# Start of INFORMATION SHOWN

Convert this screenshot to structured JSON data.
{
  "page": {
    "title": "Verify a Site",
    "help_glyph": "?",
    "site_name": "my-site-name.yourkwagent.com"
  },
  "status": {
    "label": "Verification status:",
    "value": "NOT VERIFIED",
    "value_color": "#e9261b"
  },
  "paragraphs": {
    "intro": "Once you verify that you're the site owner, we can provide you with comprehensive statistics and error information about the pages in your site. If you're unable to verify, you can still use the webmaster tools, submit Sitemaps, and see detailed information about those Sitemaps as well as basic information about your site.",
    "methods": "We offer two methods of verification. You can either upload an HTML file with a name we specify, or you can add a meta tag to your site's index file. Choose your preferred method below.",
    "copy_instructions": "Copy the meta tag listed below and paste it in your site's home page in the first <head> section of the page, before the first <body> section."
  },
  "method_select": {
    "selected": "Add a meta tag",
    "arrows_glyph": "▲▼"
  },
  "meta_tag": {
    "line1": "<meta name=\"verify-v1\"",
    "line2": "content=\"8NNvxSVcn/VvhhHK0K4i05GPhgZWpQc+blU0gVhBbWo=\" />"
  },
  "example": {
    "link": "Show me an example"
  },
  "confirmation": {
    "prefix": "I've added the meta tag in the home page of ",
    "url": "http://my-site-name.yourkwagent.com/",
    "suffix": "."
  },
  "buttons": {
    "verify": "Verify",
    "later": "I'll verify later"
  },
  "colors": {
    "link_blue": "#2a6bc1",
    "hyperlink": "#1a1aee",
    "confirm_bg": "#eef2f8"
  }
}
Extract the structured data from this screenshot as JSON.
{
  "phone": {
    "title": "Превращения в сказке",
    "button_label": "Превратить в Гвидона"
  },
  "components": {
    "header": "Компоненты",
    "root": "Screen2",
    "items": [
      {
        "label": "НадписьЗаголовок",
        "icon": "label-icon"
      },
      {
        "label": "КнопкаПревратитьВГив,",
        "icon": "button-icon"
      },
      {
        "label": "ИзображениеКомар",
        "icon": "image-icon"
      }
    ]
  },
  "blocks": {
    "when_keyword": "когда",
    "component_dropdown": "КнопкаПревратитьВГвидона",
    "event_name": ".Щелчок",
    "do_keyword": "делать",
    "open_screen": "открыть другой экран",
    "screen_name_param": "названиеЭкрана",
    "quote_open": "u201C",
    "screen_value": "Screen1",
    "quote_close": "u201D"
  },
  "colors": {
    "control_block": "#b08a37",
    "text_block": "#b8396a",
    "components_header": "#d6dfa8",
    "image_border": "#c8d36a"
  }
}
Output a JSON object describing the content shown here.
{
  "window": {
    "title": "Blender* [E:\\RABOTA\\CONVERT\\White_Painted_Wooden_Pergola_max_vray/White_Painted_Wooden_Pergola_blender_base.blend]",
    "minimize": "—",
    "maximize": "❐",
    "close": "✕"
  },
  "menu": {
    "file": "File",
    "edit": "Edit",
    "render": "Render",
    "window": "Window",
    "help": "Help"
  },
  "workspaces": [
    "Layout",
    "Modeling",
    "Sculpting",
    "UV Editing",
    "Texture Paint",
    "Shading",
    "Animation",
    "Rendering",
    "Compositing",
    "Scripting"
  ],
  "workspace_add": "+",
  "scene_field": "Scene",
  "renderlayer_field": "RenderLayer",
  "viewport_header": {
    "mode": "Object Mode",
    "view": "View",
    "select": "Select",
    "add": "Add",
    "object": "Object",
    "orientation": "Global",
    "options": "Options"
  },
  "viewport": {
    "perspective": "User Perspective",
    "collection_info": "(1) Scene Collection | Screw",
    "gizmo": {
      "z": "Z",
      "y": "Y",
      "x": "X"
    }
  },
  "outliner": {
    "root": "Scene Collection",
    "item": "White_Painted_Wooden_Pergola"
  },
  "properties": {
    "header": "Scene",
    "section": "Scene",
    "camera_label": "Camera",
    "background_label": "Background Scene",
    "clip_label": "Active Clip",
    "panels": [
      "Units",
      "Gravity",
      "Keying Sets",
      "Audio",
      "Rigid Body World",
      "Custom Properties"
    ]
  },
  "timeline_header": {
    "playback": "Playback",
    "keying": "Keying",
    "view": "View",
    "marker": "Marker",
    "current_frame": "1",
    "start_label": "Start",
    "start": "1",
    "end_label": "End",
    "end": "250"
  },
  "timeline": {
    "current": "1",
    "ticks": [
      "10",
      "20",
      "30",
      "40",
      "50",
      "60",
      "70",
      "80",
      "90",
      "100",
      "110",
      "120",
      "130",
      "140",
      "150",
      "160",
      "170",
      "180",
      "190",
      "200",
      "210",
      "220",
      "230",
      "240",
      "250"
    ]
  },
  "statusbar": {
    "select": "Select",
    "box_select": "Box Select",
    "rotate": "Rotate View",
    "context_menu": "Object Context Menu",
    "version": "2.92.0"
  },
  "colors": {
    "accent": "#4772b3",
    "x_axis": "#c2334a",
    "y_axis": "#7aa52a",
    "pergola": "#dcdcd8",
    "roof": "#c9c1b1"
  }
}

# End of INFORMATION SHOWN

__GIVEN INSTRUCTION__
Every record should be given again exactly.

__TASK SOLUTION__
Convert this screenshot to structured JSON data.
{
  "page": {
    "title": "Verify a Site",
    "help_glyph": "?",
    "site_name": "my-site-name.yourkwagent.com"
  },
  "status": {
    "label": "Verification status:",
    "value": "NOT VERIFIED",
    "value_color": "#e9261b"
  },
  "paragraphs": {
    "intro": "Once you verify that you're the site owner, we can provide you with comprehensive statistics and error information about the pages in your site. If you're unable to verify, you can still use the webmaster tools, submit Sitemaps, and see detailed information about those Sitemaps as well as basic information about your site.",
    "methods": "We offer two methods of verification. You can either upload an HTML file with a name we specify, or you can add a meta tag to your site's index file. Choose your preferred method below.",
    "copy_instructions": "Copy the meta tag listed below and paste it in your site's home page in the first <head> section of the page, before the first <body> section."
  },
  "method_select": {
    "selected": "Add a meta tag",
    "arrows_glyph": "▲▼"
  },
  "meta_tag": {
    "line1": "<meta name=\"verify-v1\"",
    "line2": "content=\"8NNvxSVcn/VvhhHK0K4i05GPhgZWpQc+blU0gVhBbWo=\" />"
  },
  "example": {
    "link": "Show me an example"
  },
  "confirmation": {
    "prefix": "I've added the meta tag in the home page of ",
    "url": "http://my-site-name.yourkwagent.com/",
    "suffix": "."
  },
  "buttons": {
    "verify": "Verify",
    "later": "I'll verify later"
  },
  "colors": {
    "link_blue": "#2a6bc1",
    "hyperlink": "#1a1aee",
    "confirm_bg": "#eef2f8"
  }
}
Extract the structured data from this screenshot as JSON.
{
  "phone": {
    "title": "Превращения в сказке",
    "button_label": "Превратить в Гвидона"
  },
  "components": {
    "header": "Компоненты",
    "root": "Screen2",
    "items": [
      {
        "label": "НадписьЗаголовок",
        "icon": "label-icon"
      },
      {
        "label": "КнопкаПревратитьВГив,",
        "icon": "button-icon"
      },
      {
        "label": "ИзображениеКомар",
        "icon": "image-icon"
      }
    ]
  },
  "blocks": {
    "when_keyword": "когда",
    "component_dropdown": "КнопкаПревратитьВГвидона",
    "event_name": ".Щелчок",
    "do_keyword": "делать",
    "open_screen": "открыть другой экран",
    "screen_name_param": "названиеЭкрана",
    "quote_open": "u201C",
    "screen_value": "Screen1",
    "quote_close": "u201D"
  },
  "colors": {
    "control_block": "#b08a37",
    "text_block": "#b8396a",
    "components_header": "#d6dfa8",
    "image_border": "#c8d36a"
  }
}
Output a JSON object describing the content shown here.
{
  "window": {
    "title": "Blender* [E:\\RABOTA\\CONVERT\\White_Painted_Wooden_Pergola_max_vray/White_Painted_Wooden_Pergola_blender_base.blend]",
    "minimize": "—",
    "maximize": "❐",
    "close": "✕"
  },
  "menu": {
    "file": "File",
    "edit": "Edit",
    "render": "Render",
    "window": "Window",
    "help": "Help"
  },
  "workspaces": [
    "Layout",
    "Modeling",
    "Sculpting",
    "UV Editing",
    "Texture Paint",
    "Shading",
    "Animation",
    "Rendering",
    "Compositing",
    "Scripting"
  ],
  "workspace_add": "+",
  "scene_field": "Scene",
  "renderlayer_field": "RenderLayer",
  "viewport_header": {
    "mode": "Object Mode",
    "view": "View",
    "select": "Select",
    "add": "Add",
    "object": "Object",
    "orientation": "Global",
    "options": "Options"
  },
  "viewport": {
    "perspective": "User Perspective",
    "collection_info": "(1) Scene Collection | Screw",
    "gizmo": {
      "z": "Z",
      "y": "Y",
      "x": "X"
    }
  },
  "outliner": {
    "root": "Scene Collection",
    "item": "White_Painted_Wooden_Pergola"
  },
  "properties": {
    "header": "Scene",
    "section": "Scene",
    "camera_label": "Camera",
    "background_label": "Background Scene",
    "clip_label": "Active Clip",
    "panels": [
      "Units",
      "Gravity",
      "Keying Sets",
      "Audio",
      "Rigid Body World",
      "Custom Properties"
    ]
  },
  "timeline_header": {
    "playback": "Playback",
    "keying": "Keying",
    "view": "View",
    "marker": "Marker",
    "current_frame": "1",
    "start_label": "Start",
    "start": "1",
    "end_label": "End",
    "end": "250"
  },
  "timeline": {
    "current": "1",
    "ticks": [
      "10",
      "20",
      "30",
      "40",
      "50",
      "60",
      "70",
      "80",
      "90",
      "100",
      "110",
      "120",
      "130",
      "140",
      "150",
      "160",
      "170",
      "180",
      "190",
      "200",
      "210",
      "220",
      "230",
      "240",
      "250"
    ]
  },
  "statusbar": {
    "select": "Select",
    "box_select": "Box Select",
    "rotate": "Rotate View",
    "context_menu": "Object Context Menu",
    "version": "2.92.0"
  },
  "colors": {
    "accent": "#4772b3",
    "x_axis": "#c2334a",
    "y_axis": "#7aa52a",
    "pergola": "#dcdcd8",
    "roof": "#c9c1b1"
  }
}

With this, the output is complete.